(Excerpt from a dataset)
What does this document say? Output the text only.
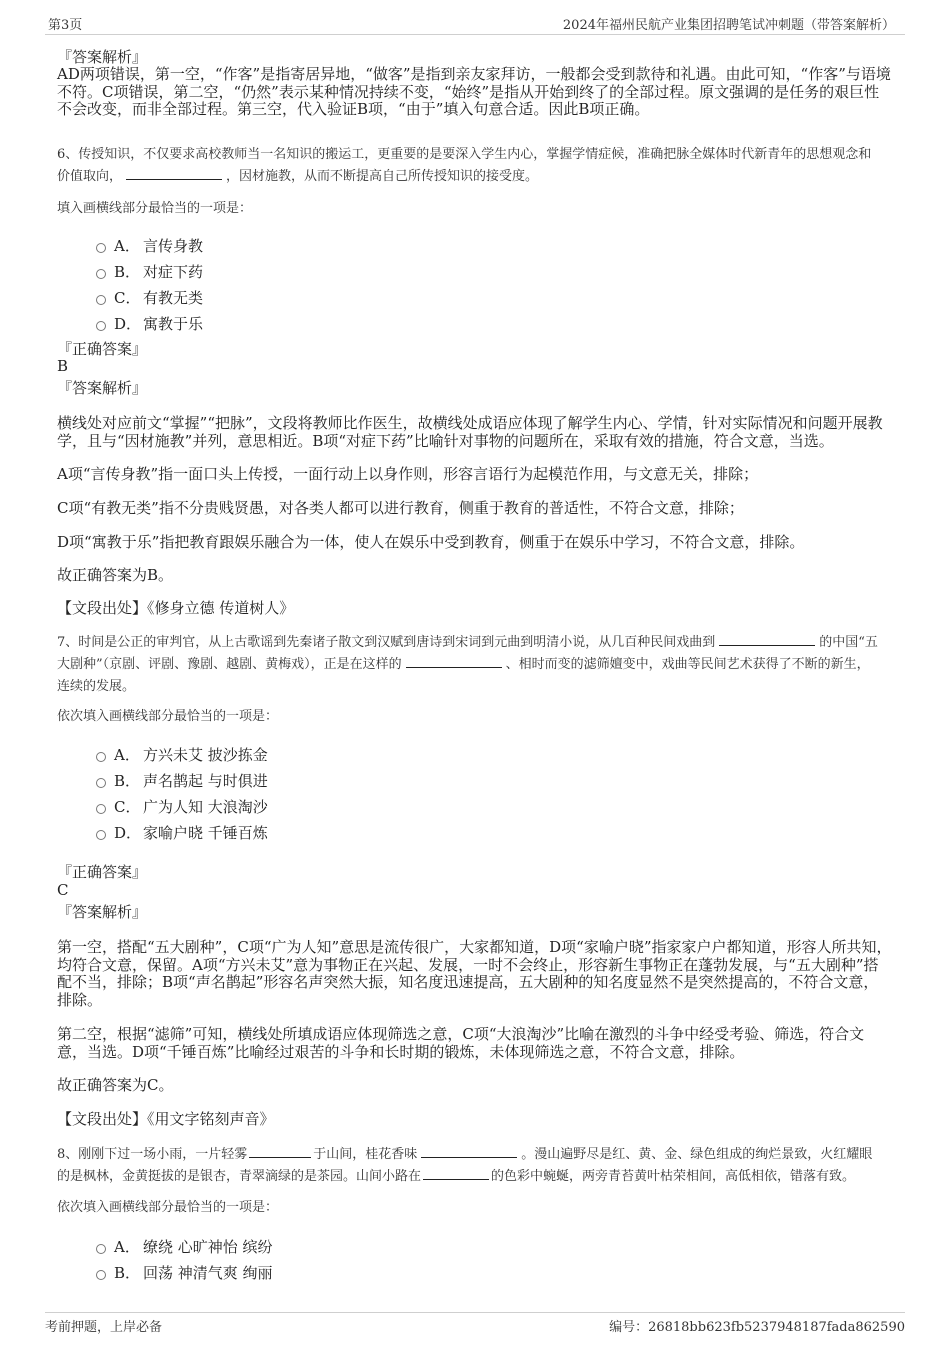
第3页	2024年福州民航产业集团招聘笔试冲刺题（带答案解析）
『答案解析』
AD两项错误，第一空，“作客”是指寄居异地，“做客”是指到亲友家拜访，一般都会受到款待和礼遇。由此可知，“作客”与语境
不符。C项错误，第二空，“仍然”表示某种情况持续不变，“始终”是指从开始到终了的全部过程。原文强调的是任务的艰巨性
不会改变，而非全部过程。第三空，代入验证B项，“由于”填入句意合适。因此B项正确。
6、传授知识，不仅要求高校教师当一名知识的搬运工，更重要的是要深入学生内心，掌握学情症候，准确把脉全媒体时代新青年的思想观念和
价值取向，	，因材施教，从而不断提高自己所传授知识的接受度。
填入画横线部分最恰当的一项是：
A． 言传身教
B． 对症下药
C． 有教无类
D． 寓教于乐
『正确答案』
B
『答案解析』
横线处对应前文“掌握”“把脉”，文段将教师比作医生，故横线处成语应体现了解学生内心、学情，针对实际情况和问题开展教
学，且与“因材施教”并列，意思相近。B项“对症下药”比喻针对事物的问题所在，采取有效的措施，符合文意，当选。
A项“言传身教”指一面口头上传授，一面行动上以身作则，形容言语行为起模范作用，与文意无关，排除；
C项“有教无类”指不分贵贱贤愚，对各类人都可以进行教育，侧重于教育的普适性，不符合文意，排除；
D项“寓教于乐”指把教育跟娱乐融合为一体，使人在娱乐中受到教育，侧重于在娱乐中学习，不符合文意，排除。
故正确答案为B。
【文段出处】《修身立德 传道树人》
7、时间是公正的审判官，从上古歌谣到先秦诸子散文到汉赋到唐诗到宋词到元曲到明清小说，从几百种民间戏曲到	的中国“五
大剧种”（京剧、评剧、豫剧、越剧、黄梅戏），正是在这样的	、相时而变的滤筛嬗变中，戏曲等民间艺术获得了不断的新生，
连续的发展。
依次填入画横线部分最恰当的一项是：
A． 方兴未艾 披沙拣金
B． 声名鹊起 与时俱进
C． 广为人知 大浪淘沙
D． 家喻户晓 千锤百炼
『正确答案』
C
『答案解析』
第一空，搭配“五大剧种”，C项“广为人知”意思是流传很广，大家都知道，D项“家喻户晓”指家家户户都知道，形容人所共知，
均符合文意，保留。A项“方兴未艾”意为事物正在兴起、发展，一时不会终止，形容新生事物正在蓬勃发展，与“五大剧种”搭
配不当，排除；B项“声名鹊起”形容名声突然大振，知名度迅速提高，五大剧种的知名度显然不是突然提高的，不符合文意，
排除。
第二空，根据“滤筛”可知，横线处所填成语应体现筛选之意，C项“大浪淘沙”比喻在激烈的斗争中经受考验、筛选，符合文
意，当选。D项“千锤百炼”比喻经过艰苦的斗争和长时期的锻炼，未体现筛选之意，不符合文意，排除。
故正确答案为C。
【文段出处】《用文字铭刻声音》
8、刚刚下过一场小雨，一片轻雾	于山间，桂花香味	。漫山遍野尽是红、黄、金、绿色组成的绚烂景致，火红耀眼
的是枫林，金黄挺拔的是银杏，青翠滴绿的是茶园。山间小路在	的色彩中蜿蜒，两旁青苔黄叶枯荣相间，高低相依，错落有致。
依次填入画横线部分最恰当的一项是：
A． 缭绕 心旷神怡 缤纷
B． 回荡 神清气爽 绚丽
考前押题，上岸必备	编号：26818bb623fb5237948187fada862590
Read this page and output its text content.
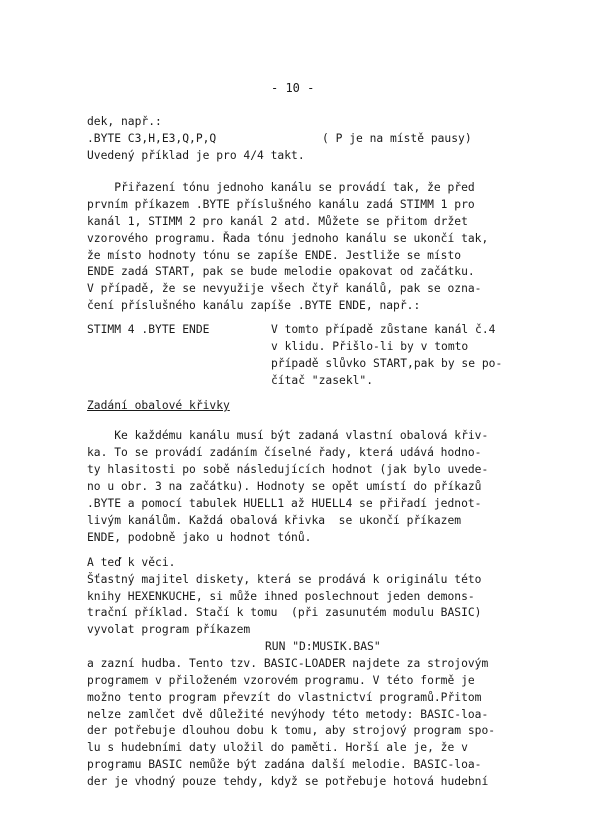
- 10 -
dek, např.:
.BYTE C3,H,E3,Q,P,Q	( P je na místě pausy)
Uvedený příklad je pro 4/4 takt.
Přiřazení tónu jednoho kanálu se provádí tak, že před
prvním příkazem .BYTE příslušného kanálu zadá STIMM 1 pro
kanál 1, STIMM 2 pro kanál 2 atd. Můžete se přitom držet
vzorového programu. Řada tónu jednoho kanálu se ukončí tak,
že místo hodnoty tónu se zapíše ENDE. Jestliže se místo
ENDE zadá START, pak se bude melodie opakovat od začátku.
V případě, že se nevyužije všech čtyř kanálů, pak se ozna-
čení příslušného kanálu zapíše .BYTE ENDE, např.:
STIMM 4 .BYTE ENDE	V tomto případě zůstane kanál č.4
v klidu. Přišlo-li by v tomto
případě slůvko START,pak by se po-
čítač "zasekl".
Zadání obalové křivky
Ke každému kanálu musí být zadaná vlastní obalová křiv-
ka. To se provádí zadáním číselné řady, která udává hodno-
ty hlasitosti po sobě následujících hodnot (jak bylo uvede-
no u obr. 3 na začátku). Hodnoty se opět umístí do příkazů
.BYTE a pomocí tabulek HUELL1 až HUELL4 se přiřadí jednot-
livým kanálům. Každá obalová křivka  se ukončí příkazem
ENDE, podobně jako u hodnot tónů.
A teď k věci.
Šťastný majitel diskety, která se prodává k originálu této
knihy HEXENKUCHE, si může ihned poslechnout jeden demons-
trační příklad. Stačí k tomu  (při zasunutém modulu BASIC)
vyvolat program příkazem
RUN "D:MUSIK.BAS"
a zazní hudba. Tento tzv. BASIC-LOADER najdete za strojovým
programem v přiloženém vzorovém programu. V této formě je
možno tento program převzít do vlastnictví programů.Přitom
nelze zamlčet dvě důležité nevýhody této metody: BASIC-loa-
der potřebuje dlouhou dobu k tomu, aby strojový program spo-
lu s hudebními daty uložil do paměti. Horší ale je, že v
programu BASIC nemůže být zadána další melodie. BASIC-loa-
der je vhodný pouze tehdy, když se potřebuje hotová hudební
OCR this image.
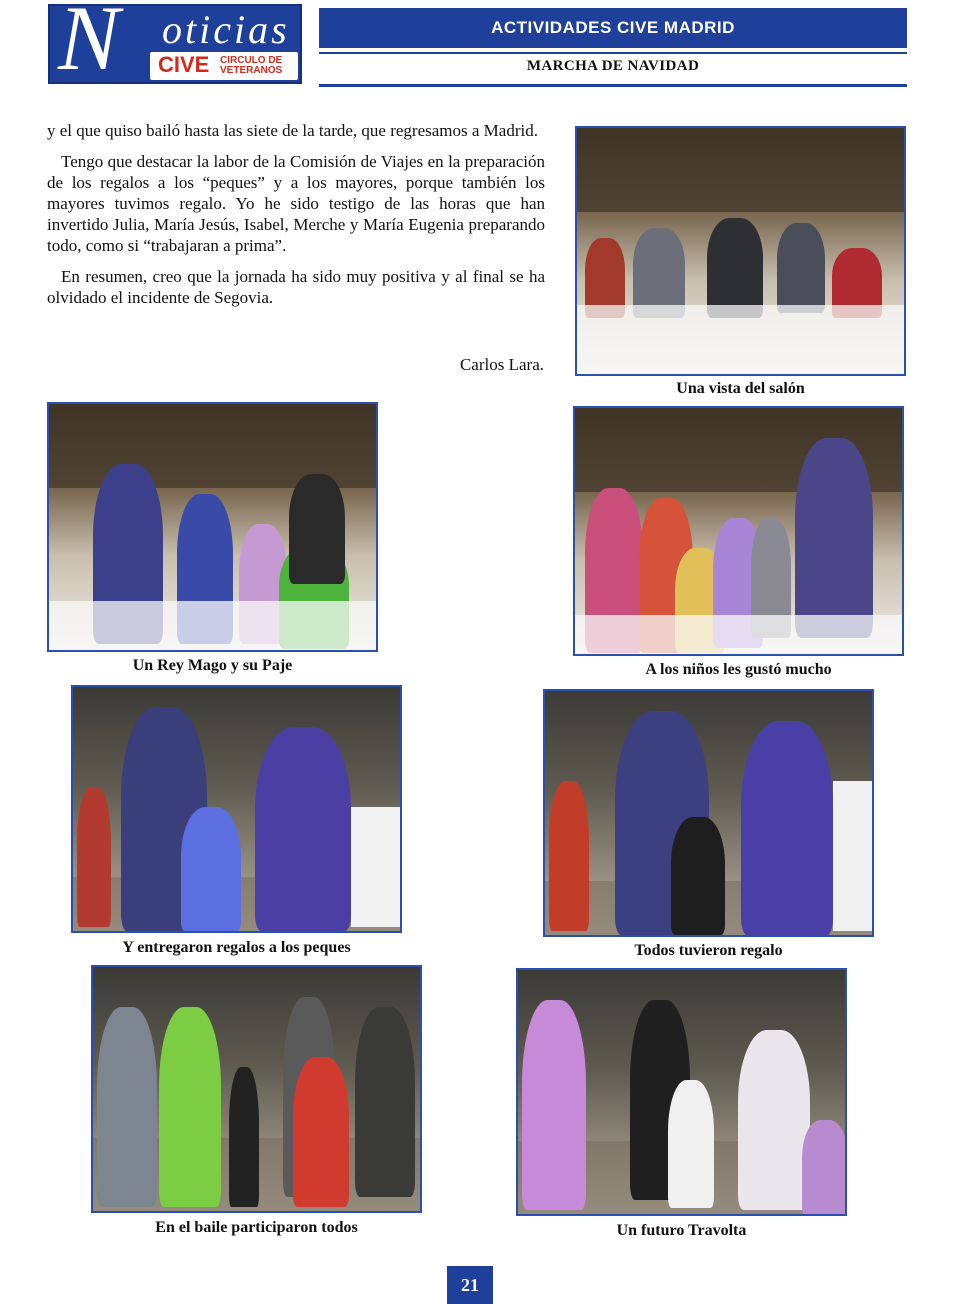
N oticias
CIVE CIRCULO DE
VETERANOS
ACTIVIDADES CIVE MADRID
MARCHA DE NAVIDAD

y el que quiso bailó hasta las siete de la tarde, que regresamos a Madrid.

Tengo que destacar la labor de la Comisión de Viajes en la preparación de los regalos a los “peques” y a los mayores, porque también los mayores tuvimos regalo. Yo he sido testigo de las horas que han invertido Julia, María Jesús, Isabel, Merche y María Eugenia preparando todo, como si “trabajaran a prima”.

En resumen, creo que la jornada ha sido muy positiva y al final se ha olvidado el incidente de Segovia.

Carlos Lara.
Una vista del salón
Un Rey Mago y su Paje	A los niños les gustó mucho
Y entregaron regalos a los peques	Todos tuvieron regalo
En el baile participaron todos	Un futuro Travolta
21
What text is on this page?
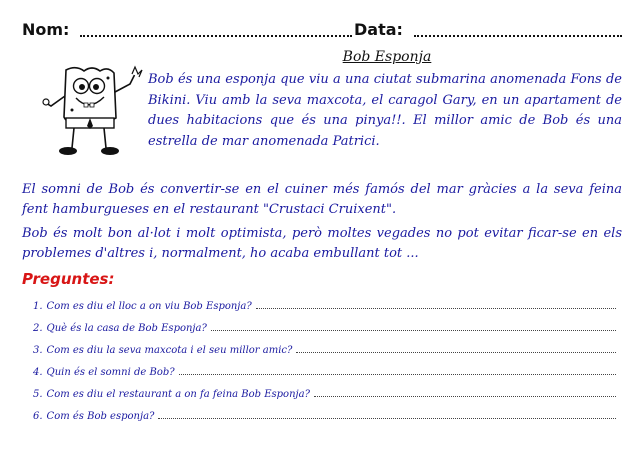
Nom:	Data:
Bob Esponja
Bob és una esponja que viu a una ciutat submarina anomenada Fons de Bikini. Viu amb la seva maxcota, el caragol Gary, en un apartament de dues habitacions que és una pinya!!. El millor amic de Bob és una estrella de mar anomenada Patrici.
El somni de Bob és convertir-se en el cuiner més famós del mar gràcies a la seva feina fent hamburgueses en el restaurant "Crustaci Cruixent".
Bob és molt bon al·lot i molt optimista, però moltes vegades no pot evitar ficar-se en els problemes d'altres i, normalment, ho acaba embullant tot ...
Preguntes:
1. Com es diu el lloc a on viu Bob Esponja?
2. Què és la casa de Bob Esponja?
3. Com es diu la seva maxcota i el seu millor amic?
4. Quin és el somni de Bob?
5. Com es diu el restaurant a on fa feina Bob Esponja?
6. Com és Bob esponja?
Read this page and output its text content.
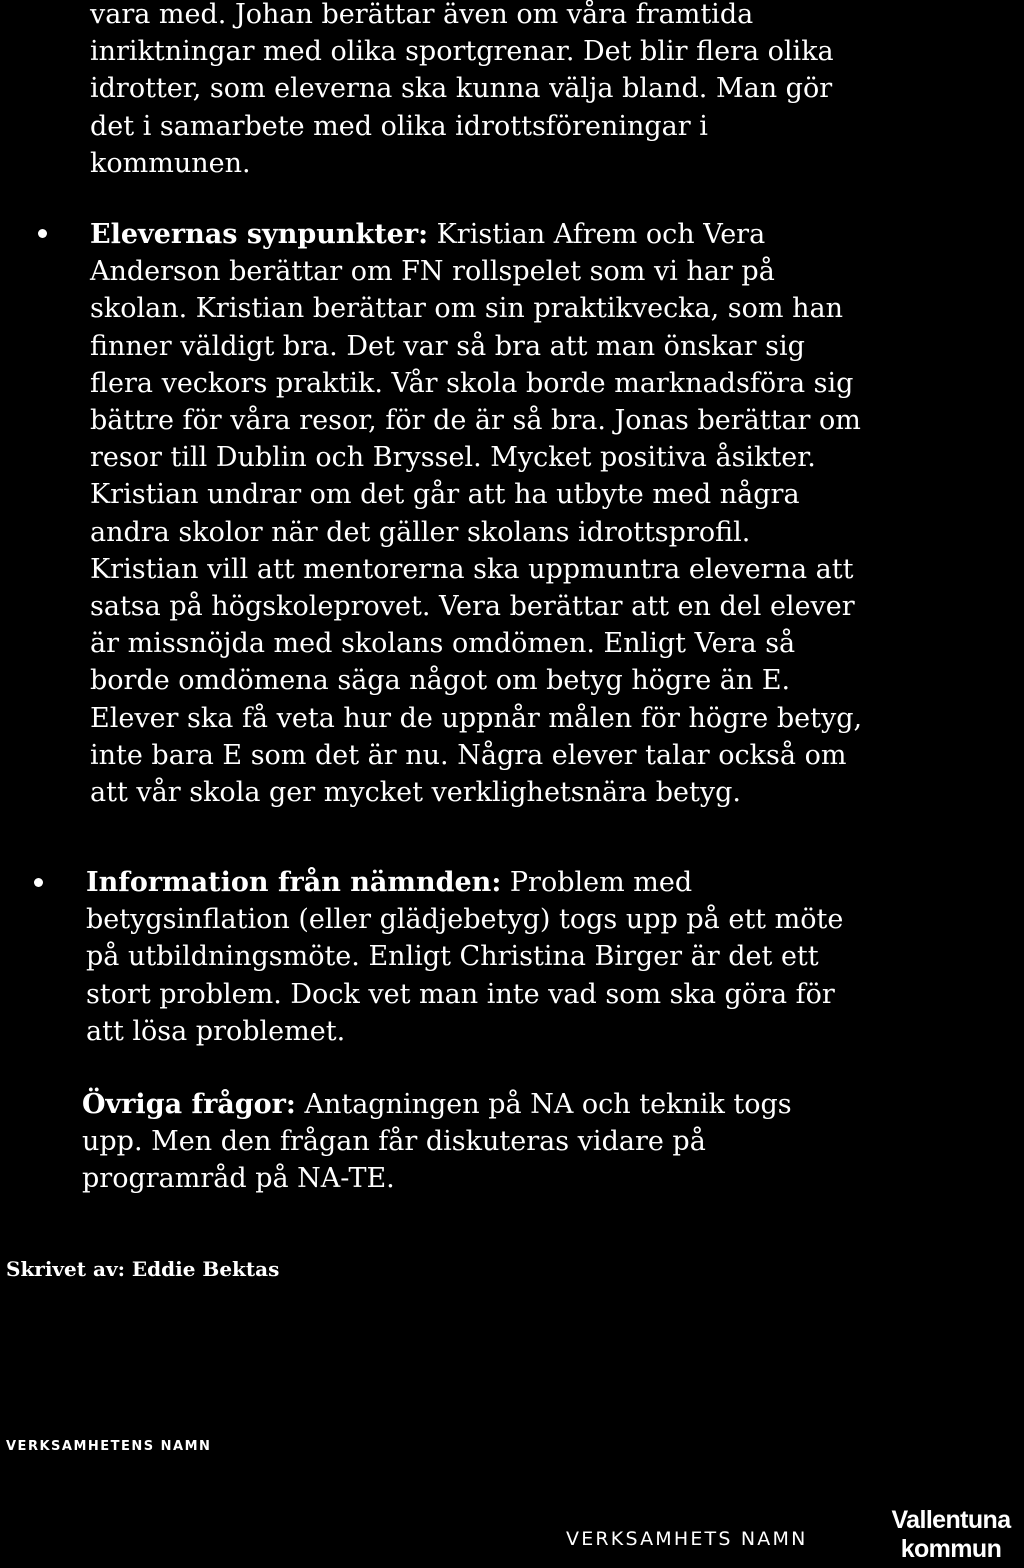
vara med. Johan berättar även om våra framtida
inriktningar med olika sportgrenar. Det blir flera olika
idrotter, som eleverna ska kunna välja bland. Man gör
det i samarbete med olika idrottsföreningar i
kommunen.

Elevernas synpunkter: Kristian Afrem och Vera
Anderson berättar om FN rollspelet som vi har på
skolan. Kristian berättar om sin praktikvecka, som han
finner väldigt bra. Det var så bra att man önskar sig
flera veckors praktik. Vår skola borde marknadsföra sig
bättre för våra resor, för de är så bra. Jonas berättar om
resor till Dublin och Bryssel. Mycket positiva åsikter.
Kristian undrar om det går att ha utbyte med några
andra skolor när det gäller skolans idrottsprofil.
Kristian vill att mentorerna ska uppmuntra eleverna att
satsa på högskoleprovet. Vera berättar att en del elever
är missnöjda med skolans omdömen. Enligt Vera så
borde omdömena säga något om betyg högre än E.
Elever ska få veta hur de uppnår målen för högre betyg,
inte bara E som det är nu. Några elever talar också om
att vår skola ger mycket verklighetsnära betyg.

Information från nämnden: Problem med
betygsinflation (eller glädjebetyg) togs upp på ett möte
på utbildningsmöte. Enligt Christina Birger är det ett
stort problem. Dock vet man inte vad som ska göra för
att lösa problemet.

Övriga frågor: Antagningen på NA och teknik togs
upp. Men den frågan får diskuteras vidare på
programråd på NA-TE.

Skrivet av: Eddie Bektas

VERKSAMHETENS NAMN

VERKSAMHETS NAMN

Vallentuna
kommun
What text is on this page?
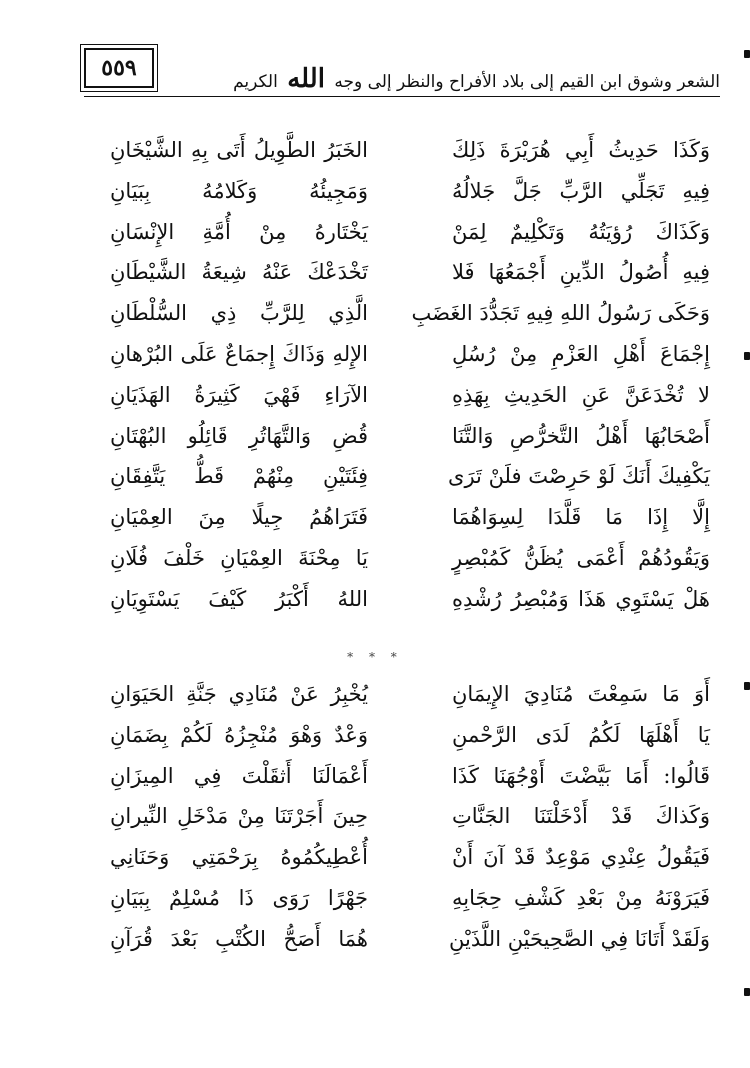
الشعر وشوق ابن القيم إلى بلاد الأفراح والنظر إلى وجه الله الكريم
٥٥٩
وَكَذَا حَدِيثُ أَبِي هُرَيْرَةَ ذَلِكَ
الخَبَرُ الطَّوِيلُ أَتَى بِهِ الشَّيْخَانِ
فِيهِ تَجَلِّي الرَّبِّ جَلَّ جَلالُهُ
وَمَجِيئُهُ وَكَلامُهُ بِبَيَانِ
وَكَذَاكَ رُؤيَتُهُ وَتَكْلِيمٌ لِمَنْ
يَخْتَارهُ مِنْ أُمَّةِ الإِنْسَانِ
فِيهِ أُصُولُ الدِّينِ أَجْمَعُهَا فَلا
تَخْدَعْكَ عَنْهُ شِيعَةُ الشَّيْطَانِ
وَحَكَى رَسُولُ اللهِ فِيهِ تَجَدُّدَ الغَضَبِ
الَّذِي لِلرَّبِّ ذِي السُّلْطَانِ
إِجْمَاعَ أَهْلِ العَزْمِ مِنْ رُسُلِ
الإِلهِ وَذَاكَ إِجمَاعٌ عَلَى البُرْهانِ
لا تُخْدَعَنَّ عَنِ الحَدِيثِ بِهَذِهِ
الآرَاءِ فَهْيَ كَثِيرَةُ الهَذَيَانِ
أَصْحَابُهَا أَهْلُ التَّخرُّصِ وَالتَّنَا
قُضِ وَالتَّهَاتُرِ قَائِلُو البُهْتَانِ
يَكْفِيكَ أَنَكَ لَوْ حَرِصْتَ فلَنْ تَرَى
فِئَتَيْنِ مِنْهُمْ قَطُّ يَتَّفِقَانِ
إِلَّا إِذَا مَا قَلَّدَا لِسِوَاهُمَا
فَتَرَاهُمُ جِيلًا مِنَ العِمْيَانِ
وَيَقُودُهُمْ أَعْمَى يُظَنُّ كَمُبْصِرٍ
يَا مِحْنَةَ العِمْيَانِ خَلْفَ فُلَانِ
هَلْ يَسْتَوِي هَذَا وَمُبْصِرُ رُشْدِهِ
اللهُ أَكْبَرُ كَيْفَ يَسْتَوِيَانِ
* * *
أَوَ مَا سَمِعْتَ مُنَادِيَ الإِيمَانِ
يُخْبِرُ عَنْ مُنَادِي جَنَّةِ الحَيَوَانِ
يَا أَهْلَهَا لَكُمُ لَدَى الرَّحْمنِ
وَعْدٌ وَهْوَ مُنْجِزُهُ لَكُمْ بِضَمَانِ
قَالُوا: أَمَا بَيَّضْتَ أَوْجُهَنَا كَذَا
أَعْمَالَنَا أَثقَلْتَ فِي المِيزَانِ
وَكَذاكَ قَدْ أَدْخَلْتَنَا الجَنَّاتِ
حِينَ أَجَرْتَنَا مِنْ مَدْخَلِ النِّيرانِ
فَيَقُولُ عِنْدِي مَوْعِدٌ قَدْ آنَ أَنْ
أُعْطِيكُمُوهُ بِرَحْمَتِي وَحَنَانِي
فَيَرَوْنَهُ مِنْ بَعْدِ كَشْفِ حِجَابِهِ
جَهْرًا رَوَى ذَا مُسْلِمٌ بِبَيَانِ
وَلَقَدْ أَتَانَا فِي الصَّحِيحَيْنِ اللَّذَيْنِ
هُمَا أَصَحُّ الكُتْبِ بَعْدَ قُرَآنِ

(Your goal) How many of the lines above contain the string "příkazem"? Give the number only.

(Result) 3